The required output is the line that contains "Decode this image" plus every line after it in the listing below, copied exactly as it appears.

EXERCISE MATERIALS -
+---+
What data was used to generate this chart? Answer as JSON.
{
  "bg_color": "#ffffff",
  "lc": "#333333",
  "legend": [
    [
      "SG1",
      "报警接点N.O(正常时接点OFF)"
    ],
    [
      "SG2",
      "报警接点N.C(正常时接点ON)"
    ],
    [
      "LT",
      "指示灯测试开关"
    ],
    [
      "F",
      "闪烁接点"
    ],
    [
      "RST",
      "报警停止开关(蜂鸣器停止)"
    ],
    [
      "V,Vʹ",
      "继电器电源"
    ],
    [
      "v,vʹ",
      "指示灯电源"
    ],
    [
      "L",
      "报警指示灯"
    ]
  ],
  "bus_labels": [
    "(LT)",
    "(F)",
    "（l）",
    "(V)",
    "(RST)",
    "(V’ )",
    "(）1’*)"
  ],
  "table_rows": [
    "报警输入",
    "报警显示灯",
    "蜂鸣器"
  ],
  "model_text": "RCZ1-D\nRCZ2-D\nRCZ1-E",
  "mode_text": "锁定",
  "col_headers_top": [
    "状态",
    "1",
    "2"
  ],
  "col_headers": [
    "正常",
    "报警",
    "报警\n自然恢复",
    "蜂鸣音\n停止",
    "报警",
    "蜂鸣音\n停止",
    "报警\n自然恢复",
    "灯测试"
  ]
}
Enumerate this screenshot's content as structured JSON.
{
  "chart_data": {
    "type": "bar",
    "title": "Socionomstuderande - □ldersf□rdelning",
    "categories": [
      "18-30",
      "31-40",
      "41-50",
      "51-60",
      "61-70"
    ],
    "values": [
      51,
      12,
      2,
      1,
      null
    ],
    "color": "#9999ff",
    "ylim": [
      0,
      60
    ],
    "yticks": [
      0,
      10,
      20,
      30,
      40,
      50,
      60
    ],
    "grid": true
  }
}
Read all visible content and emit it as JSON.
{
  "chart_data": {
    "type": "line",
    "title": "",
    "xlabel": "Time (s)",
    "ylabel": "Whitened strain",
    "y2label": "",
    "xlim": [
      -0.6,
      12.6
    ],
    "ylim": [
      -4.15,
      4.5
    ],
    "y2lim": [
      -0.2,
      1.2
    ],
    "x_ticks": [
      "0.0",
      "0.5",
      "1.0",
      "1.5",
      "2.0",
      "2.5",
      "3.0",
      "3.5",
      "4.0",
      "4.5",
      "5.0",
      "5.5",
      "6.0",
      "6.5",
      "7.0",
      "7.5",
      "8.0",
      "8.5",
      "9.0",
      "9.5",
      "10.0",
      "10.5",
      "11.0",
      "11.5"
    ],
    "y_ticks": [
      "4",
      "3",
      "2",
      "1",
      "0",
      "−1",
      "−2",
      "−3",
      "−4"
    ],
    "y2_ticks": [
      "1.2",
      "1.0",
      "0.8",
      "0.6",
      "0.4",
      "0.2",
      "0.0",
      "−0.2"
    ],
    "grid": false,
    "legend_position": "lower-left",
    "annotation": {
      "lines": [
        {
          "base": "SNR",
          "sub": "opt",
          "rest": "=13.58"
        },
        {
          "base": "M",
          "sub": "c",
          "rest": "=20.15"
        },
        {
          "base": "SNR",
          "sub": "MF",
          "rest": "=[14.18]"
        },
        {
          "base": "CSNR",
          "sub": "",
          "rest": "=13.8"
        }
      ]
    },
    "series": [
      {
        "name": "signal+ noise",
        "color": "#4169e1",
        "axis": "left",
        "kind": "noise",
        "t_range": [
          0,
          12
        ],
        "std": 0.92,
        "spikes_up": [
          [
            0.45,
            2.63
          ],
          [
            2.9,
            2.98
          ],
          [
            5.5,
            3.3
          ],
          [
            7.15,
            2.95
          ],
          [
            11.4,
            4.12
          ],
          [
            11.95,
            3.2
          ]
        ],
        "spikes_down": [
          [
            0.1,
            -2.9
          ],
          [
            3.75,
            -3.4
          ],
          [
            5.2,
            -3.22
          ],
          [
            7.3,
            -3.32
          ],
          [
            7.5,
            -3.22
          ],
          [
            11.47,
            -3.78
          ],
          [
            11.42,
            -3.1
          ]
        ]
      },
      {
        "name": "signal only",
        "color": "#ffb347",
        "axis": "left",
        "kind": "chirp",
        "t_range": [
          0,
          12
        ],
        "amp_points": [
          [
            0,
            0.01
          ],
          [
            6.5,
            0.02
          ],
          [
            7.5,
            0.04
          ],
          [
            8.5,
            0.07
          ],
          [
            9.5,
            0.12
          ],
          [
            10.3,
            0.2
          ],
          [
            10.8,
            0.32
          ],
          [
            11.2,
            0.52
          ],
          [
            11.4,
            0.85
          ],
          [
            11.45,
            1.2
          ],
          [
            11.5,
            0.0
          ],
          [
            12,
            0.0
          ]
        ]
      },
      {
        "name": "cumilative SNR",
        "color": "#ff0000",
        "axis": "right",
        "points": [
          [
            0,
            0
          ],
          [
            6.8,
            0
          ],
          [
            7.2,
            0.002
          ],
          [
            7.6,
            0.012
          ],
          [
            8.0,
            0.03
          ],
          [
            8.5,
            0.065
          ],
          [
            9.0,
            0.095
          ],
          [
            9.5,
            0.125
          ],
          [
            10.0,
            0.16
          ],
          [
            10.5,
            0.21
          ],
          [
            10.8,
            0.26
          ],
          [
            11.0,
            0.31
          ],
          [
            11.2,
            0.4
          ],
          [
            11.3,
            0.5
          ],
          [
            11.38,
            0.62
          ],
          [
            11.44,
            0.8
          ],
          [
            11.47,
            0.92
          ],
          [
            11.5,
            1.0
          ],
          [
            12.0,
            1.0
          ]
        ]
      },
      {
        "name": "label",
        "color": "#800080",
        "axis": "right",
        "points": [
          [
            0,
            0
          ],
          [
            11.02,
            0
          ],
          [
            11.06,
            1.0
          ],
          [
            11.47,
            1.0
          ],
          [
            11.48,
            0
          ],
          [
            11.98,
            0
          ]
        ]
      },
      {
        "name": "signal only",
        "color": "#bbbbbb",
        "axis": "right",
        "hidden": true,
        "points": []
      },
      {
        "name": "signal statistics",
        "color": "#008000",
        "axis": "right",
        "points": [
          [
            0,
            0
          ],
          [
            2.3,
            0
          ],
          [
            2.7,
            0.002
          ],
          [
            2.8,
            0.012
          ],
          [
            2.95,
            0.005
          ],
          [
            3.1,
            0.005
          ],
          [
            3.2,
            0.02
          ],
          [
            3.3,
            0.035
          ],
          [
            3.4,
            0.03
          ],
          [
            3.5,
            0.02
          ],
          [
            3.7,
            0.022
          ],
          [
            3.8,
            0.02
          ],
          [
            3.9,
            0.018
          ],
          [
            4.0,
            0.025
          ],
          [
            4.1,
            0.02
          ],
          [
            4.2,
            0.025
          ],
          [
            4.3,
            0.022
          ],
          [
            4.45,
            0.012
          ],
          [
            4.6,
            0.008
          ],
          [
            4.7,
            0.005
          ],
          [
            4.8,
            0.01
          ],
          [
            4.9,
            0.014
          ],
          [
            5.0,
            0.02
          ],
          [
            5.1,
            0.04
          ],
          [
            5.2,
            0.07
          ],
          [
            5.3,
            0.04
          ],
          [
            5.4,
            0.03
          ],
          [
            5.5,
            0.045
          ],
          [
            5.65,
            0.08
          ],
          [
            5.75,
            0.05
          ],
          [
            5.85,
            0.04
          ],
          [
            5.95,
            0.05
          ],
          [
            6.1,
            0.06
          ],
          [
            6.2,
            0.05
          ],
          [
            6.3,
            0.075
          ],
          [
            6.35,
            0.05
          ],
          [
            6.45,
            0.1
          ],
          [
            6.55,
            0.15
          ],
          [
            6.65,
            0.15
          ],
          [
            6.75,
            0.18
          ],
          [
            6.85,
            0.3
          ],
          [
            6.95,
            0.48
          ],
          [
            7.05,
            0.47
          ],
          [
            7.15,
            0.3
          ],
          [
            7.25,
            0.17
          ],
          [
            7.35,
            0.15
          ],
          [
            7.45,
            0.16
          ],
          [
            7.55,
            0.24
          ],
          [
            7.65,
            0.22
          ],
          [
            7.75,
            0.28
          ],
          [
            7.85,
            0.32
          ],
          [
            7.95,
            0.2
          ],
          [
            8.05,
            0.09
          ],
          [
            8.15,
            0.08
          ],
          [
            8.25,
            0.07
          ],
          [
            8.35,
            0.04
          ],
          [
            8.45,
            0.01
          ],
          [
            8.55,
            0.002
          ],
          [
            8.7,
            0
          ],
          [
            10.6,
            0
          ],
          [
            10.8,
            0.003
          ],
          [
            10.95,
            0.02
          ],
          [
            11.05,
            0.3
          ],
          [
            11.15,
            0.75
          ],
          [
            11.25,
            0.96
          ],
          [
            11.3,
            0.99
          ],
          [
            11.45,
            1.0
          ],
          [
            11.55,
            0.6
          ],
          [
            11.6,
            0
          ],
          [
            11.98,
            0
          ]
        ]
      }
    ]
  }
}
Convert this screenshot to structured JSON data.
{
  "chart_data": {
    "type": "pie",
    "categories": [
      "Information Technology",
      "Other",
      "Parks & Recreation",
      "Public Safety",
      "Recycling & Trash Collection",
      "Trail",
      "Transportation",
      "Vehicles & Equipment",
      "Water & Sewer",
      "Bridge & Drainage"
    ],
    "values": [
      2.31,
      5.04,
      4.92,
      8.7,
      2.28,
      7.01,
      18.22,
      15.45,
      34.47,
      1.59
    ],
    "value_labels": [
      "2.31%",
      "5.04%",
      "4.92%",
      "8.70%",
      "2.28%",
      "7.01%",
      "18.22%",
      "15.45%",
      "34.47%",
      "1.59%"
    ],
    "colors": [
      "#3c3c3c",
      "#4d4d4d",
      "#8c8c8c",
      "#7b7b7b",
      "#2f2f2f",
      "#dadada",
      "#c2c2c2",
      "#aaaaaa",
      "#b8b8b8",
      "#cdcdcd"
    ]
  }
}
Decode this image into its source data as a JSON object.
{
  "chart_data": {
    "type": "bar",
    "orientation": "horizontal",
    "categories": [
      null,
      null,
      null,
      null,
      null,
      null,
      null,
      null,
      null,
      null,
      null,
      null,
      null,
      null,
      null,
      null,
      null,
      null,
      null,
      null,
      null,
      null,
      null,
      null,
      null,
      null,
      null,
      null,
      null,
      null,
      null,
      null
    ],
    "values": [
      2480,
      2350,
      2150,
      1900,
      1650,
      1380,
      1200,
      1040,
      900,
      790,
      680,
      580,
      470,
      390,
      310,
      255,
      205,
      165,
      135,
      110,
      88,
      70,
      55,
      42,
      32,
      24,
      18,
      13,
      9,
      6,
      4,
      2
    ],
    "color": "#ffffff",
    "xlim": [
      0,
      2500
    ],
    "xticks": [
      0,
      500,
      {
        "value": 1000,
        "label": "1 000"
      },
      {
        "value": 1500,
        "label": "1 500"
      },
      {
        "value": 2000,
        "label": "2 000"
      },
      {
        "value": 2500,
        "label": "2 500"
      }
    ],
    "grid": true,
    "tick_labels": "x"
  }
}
+---+
FINAL RESULT -
Decode this image into its source data as a JSON object.
{
  "chart_data": {
    "type": "bar",
    "orientation": "horizontal",
    "categories": [
      null,
      null,
      null,
      null,
      null,
      null,
      null,
      null,
      null,
      null,
      null,
      null,
      null,
      null,
      null,
      null,
      null,
      null,
      null,
      null,
      null,
      null,
      null,
      null,
      null,
      null,
      null,
      null,
      null,
      null,
      null,
      null
    ],
    "values": [
      2480,
      2350,
      2150,
      1900,
      1650,
      1380,
      1200,
      1040,
      900,
      790,
      680,
      580,
      470,
      390,
      310,
      255,
      205,
      165,
      135,
      110,
      88,
      70,
      55,
      42,
      32,
      24,
      18,
      13,
      9,
      6,
      4,
      2
    ],
    "color": "#ffffff",
    "xlim": [
      0,
      2500
    ],
    "xticks": [
      0,
      500,
      {
        "value": 1000,
        "label": "1 000"
      },
      {
        "value": 1500,
        "label": "1 500"
      },
      {
        "value": 2000,
        "label": "2 000"
      },
      {
        "value": 2500,
        "label": "2 500"
      }
    ],
    "grid": true,
    "tick_labels": "x"
  }
}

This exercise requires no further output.